Raw records
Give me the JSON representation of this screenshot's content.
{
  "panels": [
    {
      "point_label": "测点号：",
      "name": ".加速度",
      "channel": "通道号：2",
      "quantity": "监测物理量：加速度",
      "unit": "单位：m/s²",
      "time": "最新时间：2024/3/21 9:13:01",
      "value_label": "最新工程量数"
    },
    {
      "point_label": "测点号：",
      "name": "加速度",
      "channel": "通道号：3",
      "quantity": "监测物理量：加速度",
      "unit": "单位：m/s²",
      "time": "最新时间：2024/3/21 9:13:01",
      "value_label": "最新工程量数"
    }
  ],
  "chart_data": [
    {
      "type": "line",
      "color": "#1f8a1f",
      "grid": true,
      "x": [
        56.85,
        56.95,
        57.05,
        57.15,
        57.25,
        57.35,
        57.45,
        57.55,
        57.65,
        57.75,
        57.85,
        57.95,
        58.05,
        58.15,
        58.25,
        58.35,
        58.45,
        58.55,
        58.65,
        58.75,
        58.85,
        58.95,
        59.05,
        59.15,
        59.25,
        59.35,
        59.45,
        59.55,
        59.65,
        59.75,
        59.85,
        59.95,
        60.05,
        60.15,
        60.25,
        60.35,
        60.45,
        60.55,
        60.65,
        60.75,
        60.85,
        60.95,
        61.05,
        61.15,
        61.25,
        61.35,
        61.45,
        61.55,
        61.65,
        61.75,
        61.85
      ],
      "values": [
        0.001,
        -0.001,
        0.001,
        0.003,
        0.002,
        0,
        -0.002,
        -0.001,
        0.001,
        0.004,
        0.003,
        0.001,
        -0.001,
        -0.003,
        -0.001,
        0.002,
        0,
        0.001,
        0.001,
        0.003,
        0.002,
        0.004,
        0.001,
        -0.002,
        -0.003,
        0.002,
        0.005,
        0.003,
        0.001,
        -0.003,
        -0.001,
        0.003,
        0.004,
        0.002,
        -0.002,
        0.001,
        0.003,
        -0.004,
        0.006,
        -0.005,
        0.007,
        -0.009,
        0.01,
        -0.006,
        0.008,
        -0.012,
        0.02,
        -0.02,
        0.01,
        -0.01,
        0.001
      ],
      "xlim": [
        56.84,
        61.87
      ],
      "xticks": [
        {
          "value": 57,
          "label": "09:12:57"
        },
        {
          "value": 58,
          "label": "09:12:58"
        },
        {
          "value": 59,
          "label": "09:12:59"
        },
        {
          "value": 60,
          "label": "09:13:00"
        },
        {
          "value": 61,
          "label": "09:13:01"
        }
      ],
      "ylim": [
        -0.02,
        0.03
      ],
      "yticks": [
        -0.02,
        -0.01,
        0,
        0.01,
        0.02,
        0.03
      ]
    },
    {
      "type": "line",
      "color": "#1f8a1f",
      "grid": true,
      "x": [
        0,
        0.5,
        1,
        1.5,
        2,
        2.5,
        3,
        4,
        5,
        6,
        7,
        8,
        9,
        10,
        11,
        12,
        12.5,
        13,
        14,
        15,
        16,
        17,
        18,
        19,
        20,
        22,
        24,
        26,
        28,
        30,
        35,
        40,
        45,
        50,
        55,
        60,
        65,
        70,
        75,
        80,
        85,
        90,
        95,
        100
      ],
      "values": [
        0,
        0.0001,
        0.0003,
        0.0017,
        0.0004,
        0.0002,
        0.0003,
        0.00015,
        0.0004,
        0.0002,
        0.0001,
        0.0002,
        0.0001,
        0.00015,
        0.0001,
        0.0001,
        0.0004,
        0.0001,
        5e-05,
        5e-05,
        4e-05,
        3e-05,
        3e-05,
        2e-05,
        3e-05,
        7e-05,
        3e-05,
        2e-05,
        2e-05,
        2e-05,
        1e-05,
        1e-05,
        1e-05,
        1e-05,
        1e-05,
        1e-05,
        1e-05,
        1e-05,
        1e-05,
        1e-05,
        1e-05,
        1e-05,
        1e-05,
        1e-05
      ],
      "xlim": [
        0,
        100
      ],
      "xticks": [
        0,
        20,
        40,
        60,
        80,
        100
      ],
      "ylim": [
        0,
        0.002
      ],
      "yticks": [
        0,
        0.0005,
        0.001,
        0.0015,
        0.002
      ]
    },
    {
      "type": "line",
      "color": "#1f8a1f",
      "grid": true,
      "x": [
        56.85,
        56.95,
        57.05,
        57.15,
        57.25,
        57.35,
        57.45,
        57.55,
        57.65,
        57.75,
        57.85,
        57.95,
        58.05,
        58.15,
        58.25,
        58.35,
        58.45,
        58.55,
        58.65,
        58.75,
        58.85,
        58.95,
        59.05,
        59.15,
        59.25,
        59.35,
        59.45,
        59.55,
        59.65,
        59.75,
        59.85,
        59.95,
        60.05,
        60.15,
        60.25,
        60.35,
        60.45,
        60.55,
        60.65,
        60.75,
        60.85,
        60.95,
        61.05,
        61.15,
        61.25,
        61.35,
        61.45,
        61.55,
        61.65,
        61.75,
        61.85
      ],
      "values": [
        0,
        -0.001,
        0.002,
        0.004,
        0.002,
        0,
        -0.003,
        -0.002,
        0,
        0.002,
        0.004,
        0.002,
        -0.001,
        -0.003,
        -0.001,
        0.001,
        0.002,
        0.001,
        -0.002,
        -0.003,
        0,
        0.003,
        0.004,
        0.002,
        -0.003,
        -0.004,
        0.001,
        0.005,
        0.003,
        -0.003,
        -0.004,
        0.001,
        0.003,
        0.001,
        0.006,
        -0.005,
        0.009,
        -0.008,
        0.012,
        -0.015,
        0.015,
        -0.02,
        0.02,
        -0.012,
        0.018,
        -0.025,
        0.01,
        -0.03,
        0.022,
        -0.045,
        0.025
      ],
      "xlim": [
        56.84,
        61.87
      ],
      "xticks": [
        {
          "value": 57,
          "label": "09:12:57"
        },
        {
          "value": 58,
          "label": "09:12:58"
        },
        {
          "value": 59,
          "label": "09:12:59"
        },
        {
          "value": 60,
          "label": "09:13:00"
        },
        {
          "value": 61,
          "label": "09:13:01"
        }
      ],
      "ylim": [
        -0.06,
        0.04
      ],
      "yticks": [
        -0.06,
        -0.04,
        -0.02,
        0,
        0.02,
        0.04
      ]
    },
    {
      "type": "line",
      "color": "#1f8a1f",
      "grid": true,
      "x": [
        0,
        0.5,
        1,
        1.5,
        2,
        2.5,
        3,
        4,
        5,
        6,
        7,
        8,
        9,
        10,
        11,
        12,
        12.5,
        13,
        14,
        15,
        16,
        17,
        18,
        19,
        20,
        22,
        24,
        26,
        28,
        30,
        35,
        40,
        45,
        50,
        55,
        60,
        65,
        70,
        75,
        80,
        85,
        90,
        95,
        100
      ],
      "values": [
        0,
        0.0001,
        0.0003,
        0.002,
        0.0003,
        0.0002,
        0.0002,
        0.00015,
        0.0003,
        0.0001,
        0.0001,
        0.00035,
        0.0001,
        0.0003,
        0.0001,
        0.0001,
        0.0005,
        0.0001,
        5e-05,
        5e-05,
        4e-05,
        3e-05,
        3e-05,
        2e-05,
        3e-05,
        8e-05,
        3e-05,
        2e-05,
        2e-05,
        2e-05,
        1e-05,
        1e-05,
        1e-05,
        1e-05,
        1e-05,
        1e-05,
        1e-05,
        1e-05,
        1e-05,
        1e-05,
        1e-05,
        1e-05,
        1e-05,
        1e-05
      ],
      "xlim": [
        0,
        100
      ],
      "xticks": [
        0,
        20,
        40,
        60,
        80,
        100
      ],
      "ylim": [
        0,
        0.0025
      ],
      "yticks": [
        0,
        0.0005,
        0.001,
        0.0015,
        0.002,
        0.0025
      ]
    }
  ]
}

■ WHAT TO DO ■
Write out every record shown above, word for word.

■ TASK OUTPUT ■
Give me the JSON representation of this screenshot's content.
{
  "panels": [
    {
      "point_label": "测点号：",
      "name": ".加速度",
      "channel": "通道号：2",
      "quantity": "监测物理量：加速度",
      "unit": "单位：m/s²",
      "time": "最新时间：2024/3/21 9:13:01",
      "value_label": "最新工程量数"
    },
    {
      "point_label": "测点号：",
      "name": "加速度",
      "channel": "通道号：3",
      "quantity": "监测物理量：加速度",
      "unit": "单位：m/s²",
      "time": "最新时间：2024/3/21 9:13:01",
      "value_label": "最新工程量数"
    }
  ],
  "chart_data": [
    {
      "type": "line",
      "color": "#1f8a1f",
      "grid": true,
      "x": [
        56.85,
        56.95,
        57.05,
        57.15,
        57.25,
        57.35,
        57.45,
        57.55,
        57.65,
        57.75,
        57.85,
        57.95,
        58.05,
        58.15,
        58.25,
        58.35,
        58.45,
        58.55,
        58.65,
        58.75,
        58.85,
        58.95,
        59.05,
        59.15,
        59.25,
        59.35,
        59.45,
        59.55,
        59.65,
        59.75,
        59.85,
        59.95,
        60.05,
        60.15,
        60.25,
        60.35,
        60.45,
        60.55,
        60.65,
        60.75,
        60.85,
        60.95,
        61.05,
        61.15,
        61.25,
        61.35,
        61.45,
        61.55,
        61.65,
        61.75,
        61.85
      ],
      "values": [
        0.001,
        -0.001,
        0.001,
        0.003,
        0.002,
        0,
        -0.002,
        -0.001,
        0.001,
        0.004,
        0.003,
        0.001,
        -0.001,
        -0.003,
        -0.001,
        0.002,
        0,
        0.001,
        0.001,
        0.003,
        0.002,
        0.004,
        0.001,
        -0.002,
        -0.003,
        0.002,
        0.005,
        0.003,
        0.001,
        -0.003,
        -0.001,
        0.003,
        0.004,
        0.002,
        -0.002,
        0.001,
        0.003,
        -0.004,
        0.006,
        -0.005,
        0.007,
        -0.009,
        0.01,
        -0.006,
        0.008,
        -0.012,
        0.02,
        -0.02,
        0.01,
        -0.01,
        0.001
      ],
      "xlim": [
        56.84,
        61.87
      ],
      "xticks": [
        {
          "value": 57,
          "label": "09:12:57"
        },
        {
          "value": 58,
          "label": "09:12:58"
        },
        {
          "value": 59,
          "label": "09:12:59"
        },
        {
          "value": 60,
          "label": "09:13:00"
        },
        {
          "value": 61,
          "label": "09:13:01"
        }
      ],
      "ylim": [
        -0.02,
        0.03
      ],
      "yticks": [
        -0.02,
        -0.01,
        0,
        0.01,
        0.02,
        0.03
      ]
    },
    {
      "type": "line",
      "color": "#1f8a1f",
      "grid": true,
      "x": [
        0,
        0.5,
        1,
        1.5,
        2,
        2.5,
        3,
        4,
        5,
        6,
        7,
        8,
        9,
        10,
        11,
        12,
        12.5,
        13,
        14,
        15,
        16,
        17,
        18,
        19,
        20,
        22,
        24,
        26,
        28,
        30,
        35,
        40,
        45,
        50,
        55,
        60,
        65,
        70,
        75,
        80,
        85,
        90,
        95,
        100
      ],
      "values": [
        0,
        0.0001,
        0.0003,
        0.0017,
        0.0004,
        0.0002,
        0.0003,
        0.00015,
        0.0004,
        0.0002,
        0.0001,
        0.0002,
        0.0001,
        0.00015,
        0.0001,
        0.0001,
        0.0004,
        0.0001,
        5e-05,
        5e-05,
        4e-05,
        3e-05,
        3e-05,
        2e-05,
        3e-05,
        7e-05,
        3e-05,
        2e-05,
        2e-05,
        2e-05,
        1e-05,
        1e-05,
        1e-05,
        1e-05,
        1e-05,
        1e-05,
        1e-05,
        1e-05,
        1e-05,
        1e-05,
        1e-05,
        1e-05,
        1e-05,
        1e-05
      ],
      "xlim": [
        0,
        100
      ],
      "xticks": [
        0,
        20,
        40,
        60,
        80,
        100
      ],
      "ylim": [
        0,
        0.002
      ],
      "yticks": [
        0,
        0.0005,
        0.001,
        0.0015,
        0.002
      ]
    },
    {
      "type": "line",
      "color": "#1f8a1f",
      "grid": true,
      "x": [
        56.85,
        56.95,
        57.05,
        57.15,
        57.25,
        57.35,
        57.45,
        57.55,
        57.65,
        57.75,
        57.85,
        57.95,
        58.05,
        58.15,
        58.25,
        58.35,
        58.45,
        58.55,
        58.65,
        58.75,
        58.85,
        58.95,
        59.05,
        59.15,
        59.25,
        59.35,
        59.45,
        59.55,
        59.65,
        59.75,
        59.85,
        59.95,
        60.05,
        60.15,
        60.25,
        60.35,
        60.45,
        60.55,
        60.65,
        60.75,
        60.85,
        60.95,
        61.05,
        61.15,
        61.25,
        61.35,
        61.45,
        61.55,
        61.65,
        61.75,
        61.85
      ],
      "values": [
        0,
        -0.001,
        0.002,
        0.004,
        0.002,
        0,
        -0.003,
        -0.002,
        0,
        0.002,
        0.004,
        0.002,
        -0.001,
        -0.003,
        -0.001,
        0.001,
        0.002,
        0.001,
        -0.002,
        -0.003,
        0,
        0.003,
        0.004,
        0.002,
        -0.003,
        -0.004,
        0.001,
        0.005,
        0.003,
        -0.003,
        -0.004,
        0.001,
        0.003,
        0.001,
        0.006,
        -0.005,
        0.009,
        -0.008,
        0.012,
        -0.015,
        0.015,
        -0.02,
        0.02,
        -0.012,
        0.018,
        -0.025,
        0.01,
        -0.03,
        0.022,
        -0.045,
        0.025
      ],
      "xlim": [
        56.84,
        61.87
      ],
      "xticks": [
        {
          "value": 57,
          "label": "09:12:57"
        },
        {
          "value": 58,
          "label": "09:12:58"
        },
        {
          "value": 59,
          "label": "09:12:59"
        },
        {
          "value": 60,
          "label": "09:13:00"
        },
        {
          "value": 61,
          "label": "09:13:01"
        }
      ],
      "ylim": [
        -0.06,
        0.04
      ],
      "yticks": [
        -0.06,
        -0.04,
        -0.02,
        0,
        0.02,
        0.04
      ]
    },
    {
      "type": "line",
      "color": "#1f8a1f",
      "grid": true,
      "x": [
        0,
        0.5,
        1,
        1.5,
        2,
        2.5,
        3,
        4,
        5,
        6,
        7,
        8,
        9,
        10,
        11,
        12,
        12.5,
        13,
        14,
        15,
        16,
        17,
        18,
        19,
        20,
        22,
        24,
        26,
        28,
        30,
        35,
        40,
        45,
        50,
        55,
        60,
        65,
        70,
        75,
        80,
        85,
        90,
        95,
        100
      ],
      "values": [
        0,
        0.0001,
        0.0003,
        0.002,
        0.0003,
        0.0002,
        0.0002,
        0.00015,
        0.0003,
        0.0001,
        0.0001,
        0.00035,
        0.0001,
        0.0003,
        0.0001,
        0.0001,
        0.0005,
        0.0001,
        5e-05,
        5e-05,
        4e-05,
        3e-05,
        3e-05,
        2e-05,
        3e-05,
        8e-05,
        3e-05,
        2e-05,
        2e-05,
        2e-05,
        1e-05,
        1e-05,
        1e-05,
        1e-05,
        1e-05,
        1e-05,
        1e-05,
        1e-05,
        1e-05,
        1e-05,
        1e-05,
        1e-05,
        1e-05,
        1e-05
      ],
      "xlim": [
        0,
        100
      ],
      "xticks": [
        0,
        20,
        40,
        60,
        80,
        100
      ],
      "ylim": [
        0,
        0.0025
      ],
      "yticks": [
        0,
        0.0005,
        0.001,
        0.0015,
        0.002,
        0.0025
      ]
    }
  ]
}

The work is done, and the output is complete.